## Set task
Extract all of the data and reproduce it precisely.

=== Records to process ===

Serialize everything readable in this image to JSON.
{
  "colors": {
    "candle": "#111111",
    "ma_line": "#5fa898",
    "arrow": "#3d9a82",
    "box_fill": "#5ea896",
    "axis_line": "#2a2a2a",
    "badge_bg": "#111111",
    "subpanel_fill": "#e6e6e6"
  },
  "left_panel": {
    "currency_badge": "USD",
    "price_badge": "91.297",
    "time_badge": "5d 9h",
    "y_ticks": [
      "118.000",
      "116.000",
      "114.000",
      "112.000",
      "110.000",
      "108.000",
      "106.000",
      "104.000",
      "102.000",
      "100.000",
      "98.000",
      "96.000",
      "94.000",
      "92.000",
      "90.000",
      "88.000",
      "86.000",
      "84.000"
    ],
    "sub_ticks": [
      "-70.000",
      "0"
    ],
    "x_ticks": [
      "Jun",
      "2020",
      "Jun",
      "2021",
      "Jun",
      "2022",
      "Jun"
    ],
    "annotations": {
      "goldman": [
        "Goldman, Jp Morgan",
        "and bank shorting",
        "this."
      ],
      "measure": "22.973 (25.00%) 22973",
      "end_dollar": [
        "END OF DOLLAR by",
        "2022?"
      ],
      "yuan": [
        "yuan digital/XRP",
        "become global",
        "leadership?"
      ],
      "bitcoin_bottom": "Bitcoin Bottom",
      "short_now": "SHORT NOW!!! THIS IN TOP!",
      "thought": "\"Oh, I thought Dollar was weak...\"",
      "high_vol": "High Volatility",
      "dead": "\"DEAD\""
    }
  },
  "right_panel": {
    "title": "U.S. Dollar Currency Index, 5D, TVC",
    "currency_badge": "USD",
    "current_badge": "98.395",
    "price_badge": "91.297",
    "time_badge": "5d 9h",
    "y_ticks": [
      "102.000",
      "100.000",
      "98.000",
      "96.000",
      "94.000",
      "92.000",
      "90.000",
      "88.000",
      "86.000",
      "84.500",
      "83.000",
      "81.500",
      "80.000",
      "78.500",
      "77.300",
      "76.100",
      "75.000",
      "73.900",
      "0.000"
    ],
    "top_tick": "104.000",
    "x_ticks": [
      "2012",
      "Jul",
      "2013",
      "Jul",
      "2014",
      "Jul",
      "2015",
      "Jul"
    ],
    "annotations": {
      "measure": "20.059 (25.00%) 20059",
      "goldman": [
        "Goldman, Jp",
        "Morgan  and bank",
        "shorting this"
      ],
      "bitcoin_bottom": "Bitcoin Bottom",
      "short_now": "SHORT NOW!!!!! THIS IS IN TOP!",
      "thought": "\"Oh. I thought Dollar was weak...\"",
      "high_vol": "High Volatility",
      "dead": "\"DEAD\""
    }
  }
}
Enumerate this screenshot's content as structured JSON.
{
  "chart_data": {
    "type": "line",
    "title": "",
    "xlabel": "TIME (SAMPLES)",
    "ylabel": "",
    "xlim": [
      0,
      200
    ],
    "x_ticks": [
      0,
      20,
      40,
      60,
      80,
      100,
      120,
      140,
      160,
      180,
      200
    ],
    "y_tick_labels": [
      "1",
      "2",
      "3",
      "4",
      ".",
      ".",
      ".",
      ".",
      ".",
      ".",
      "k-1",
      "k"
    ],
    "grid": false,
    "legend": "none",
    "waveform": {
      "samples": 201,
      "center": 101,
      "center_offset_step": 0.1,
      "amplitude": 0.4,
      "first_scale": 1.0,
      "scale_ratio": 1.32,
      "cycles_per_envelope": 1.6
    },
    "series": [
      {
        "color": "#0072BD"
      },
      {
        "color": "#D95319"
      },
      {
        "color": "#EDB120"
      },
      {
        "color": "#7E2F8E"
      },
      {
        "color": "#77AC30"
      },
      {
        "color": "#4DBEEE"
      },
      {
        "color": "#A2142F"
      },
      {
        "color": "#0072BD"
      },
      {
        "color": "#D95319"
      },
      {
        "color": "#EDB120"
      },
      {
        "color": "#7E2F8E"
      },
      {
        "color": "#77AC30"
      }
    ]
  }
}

===

## Completed exercise
Serialize everything readable in this image to JSON.
{
  "colors": {
    "candle": "#111111",
    "ma_line": "#5fa898",
    "arrow": "#3d9a82",
    "box_fill": "#5ea896",
    "axis_line": "#2a2a2a",
    "badge_bg": "#111111",
    "subpanel_fill": "#e6e6e6"
  },
  "left_panel": {
    "currency_badge": "USD",
    "price_badge": "91.297",
    "time_badge": "5d 9h",
    "y_ticks": [
      "118.000",
      "116.000",
      "114.000",
      "112.000",
      "110.000",
      "108.000",
      "106.000",
      "104.000",
      "102.000",
      "100.000",
      "98.000",
      "96.000",
      "94.000",
      "92.000",
      "90.000",
      "88.000",
      "86.000",
      "84.000"
    ],
    "sub_ticks": [
      "-70.000",
      "0"
    ],
    "x_ticks": [
      "Jun",
      "2020",
      "Jun",
      "2021",
      "Jun",
      "2022",
      "Jun"
    ],
    "annotations": {
      "goldman": [
        "Goldman, Jp Morgan",
        "and bank shorting",
        "this."
      ],
      "measure": "22.973 (25.00%) 22973",
      "end_dollar": [
        "END OF DOLLAR by",
        "2022?"
      ],
      "yuan": [
        "yuan digital/XRP",
        "become global",
        "leadership?"
      ],
      "bitcoin_bottom": "Bitcoin Bottom",
      "short_now": "SHORT NOW!!! THIS IN TOP!",
      "thought": "\"Oh, I thought Dollar was weak...\"",
      "high_vol": "High Volatility",
      "dead": "\"DEAD\""
    }
  },
  "right_panel": {
    "title": "U.S. Dollar Currency Index, 5D, TVC",
    "currency_badge": "USD",
    "current_badge": "98.395",
    "price_badge": "91.297",
    "time_badge": "5d 9h",
    "y_ticks": [
      "102.000",
      "100.000",
      "98.000",
      "96.000",
      "94.000",
      "92.000",
      "90.000",
      "88.000",
      "86.000",
      "84.500",
      "83.000",
      "81.500",
      "80.000",
      "78.500",
      "77.300",
      "76.100",
      "75.000",
      "73.900",
      "0.000"
    ],
    "top_tick": "104.000",
    "x_ticks": [
      "2012",
      "Jul",
      "2013",
      "Jul",
      "2014",
      "Jul",
      "2015",
      "Jul"
    ],
    "annotations": {
      "measure": "20.059 (25.00%) 20059",
      "goldman": [
        "Goldman, Jp",
        "Morgan  and bank",
        "shorting this"
      ],
      "bitcoin_bottom": "Bitcoin Bottom",
      "short_now": "SHORT NOW!!!!! THIS IS IN TOP!",
      "thought": "\"Oh. I thought Dollar was weak...\"",
      "high_vol": "High Volatility",
      "dead": "\"DEAD\""
    }
  }
}
Enumerate this screenshot's content as structured JSON.
{
  "chart_data": {
    "type": "line",
    "title": "",
    "xlabel": "TIME (SAMPLES)",
    "ylabel": "",
    "xlim": [
      0,
      200
    ],
    "x_ticks": [
      0,
      20,
      40,
      60,
      80,
      100,
      120,
      140,
      160,
      180,
      200
    ],
    "y_tick_labels": [
      "1",
      "2",
      "3",
      "4",
      ".",
      ".",
      ".",
      ".",
      ".",
      ".",
      "k-1",
      "k"
    ],
    "grid": false,
    "legend": "none",
    "waveform": {
      "samples": 201,
      "center": 101,
      "center_offset_step": 0.1,
      "amplitude": 0.4,
      "first_scale": 1.0,
      "scale_ratio": 1.32,
      "cycles_per_envelope": 1.6
    },
    "series": [
      {
        "color": "#0072BD"
      },
      {
        "color": "#D95319"
      },
      {
        "color": "#EDB120"
      },
      {
        "color": "#7E2F8E"
      },
      {
        "color": "#77AC30"
      },
      {
        "color": "#4DBEEE"
      },
      {
        "color": "#A2142F"
      },
      {
        "color": "#0072BD"
      },
      {
        "color": "#D95319"
      },
      {
        "color": "#EDB120"
      },
      {
        "color": "#7E2F8E"
      },
      {
        "color": "#77AC30"
      }
    ]
  }
}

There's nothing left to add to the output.